>> Begin MATERIAL SUPPLIED

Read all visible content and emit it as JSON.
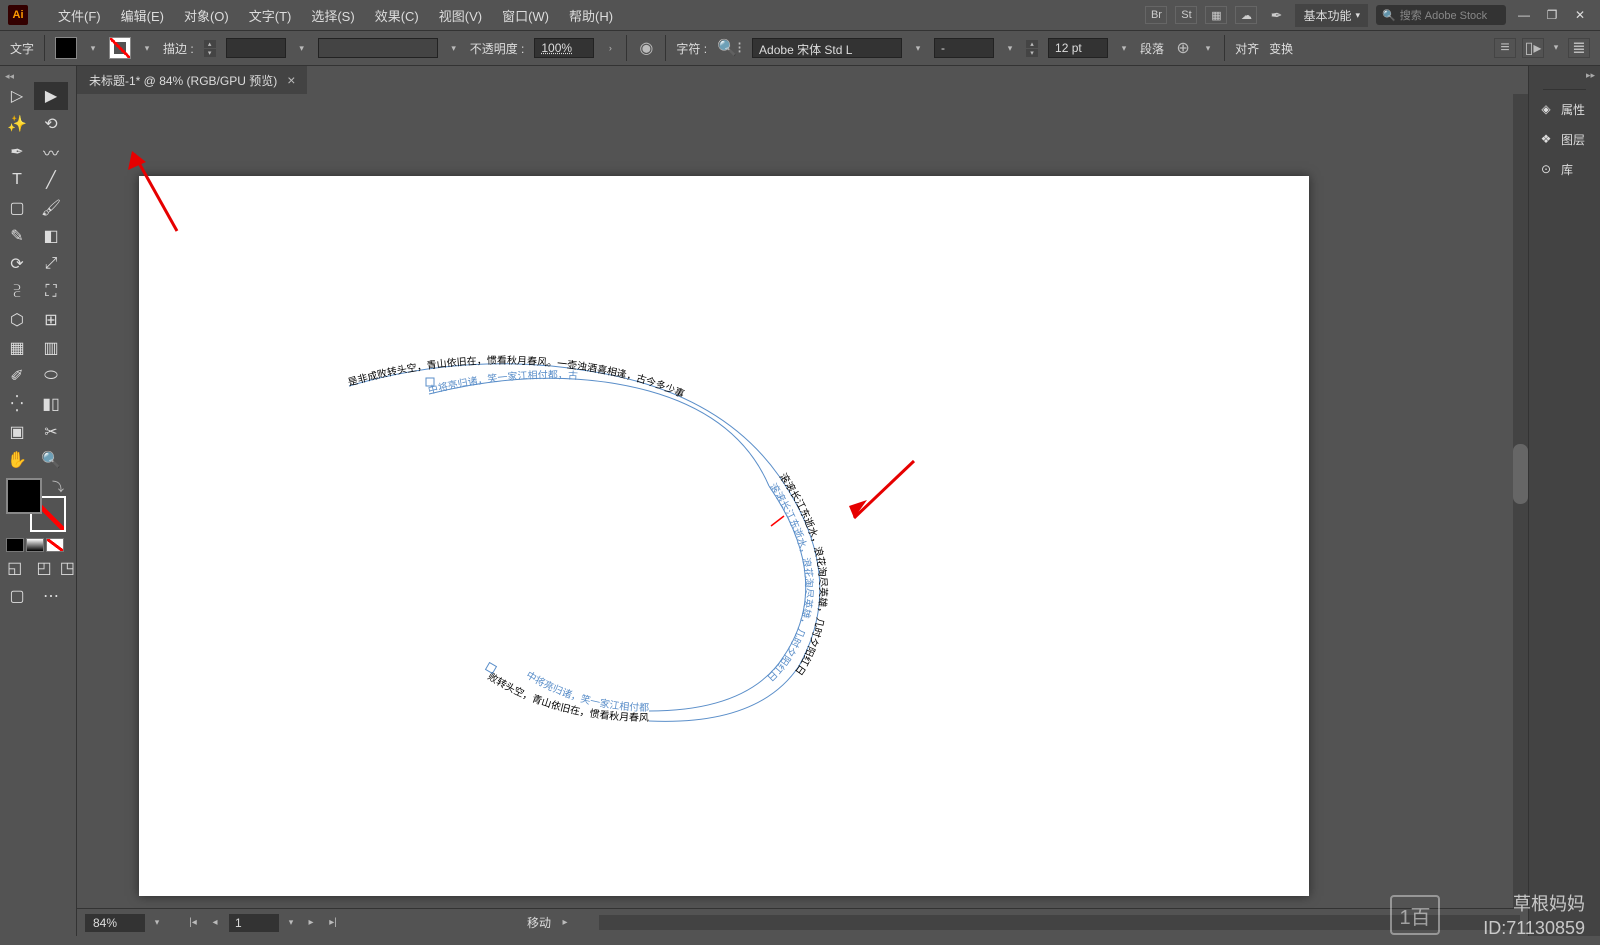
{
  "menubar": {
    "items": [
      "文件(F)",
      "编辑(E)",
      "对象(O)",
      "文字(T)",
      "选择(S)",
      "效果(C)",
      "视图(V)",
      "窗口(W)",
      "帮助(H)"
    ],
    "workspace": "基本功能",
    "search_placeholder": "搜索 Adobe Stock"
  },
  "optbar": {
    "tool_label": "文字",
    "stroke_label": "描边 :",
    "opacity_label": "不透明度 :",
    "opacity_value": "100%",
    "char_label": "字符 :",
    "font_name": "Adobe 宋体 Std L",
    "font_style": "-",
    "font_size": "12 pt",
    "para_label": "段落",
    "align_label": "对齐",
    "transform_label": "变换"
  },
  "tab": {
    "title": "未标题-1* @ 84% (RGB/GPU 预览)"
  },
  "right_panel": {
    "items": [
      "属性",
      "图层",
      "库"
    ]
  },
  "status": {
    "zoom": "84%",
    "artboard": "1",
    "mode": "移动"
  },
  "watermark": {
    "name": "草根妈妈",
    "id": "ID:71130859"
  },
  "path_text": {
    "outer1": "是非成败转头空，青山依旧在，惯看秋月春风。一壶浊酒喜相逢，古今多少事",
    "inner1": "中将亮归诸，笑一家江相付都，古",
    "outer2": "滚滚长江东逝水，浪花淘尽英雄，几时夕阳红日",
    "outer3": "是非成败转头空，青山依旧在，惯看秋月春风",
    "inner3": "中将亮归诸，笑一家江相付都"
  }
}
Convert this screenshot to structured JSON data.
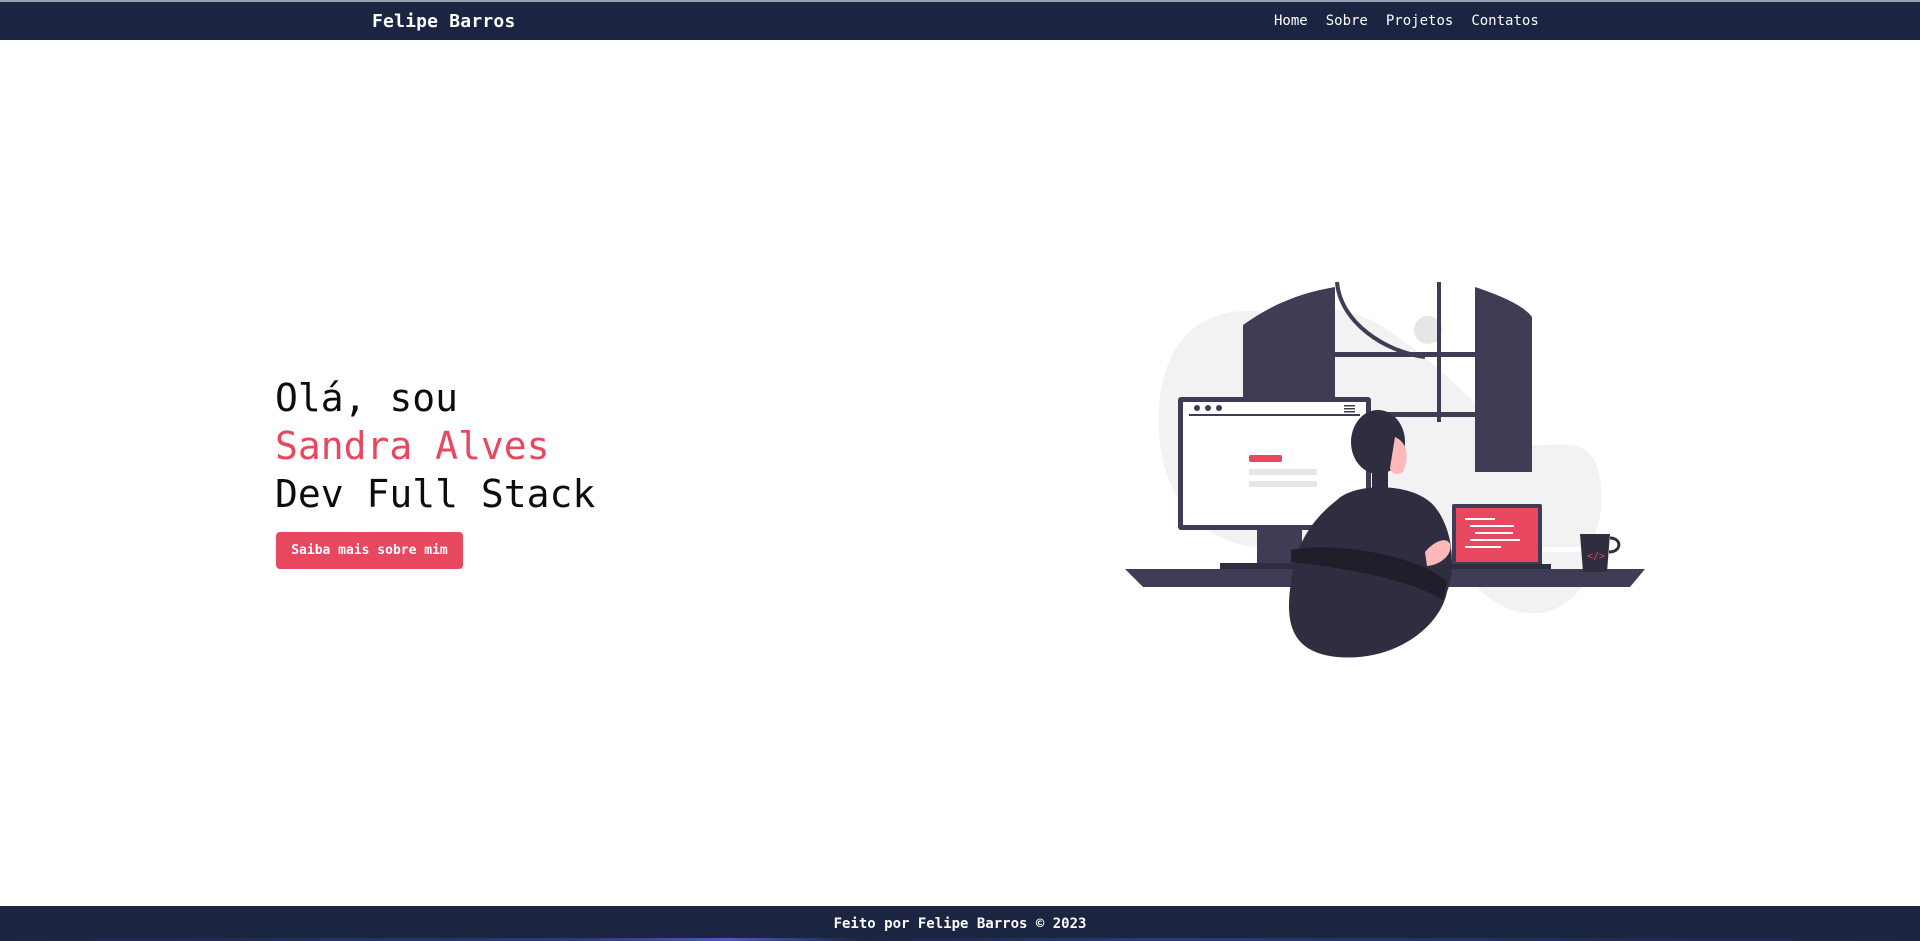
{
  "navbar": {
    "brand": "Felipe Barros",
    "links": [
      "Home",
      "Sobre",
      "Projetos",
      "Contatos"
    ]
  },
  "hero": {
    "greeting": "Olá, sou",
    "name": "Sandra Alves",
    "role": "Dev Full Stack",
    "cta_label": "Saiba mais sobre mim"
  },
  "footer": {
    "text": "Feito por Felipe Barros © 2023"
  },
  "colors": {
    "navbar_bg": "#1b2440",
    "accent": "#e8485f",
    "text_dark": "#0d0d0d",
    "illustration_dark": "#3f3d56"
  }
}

>> End MATERIAL SUPPLIED

WRITTEN EXERCISE → Copy out every line holding the string "Barros".

RESPONSE TO THIS TASK →
    "brand": "Felipe Barros",
    "text": "Feito por Felipe Barros © 2023"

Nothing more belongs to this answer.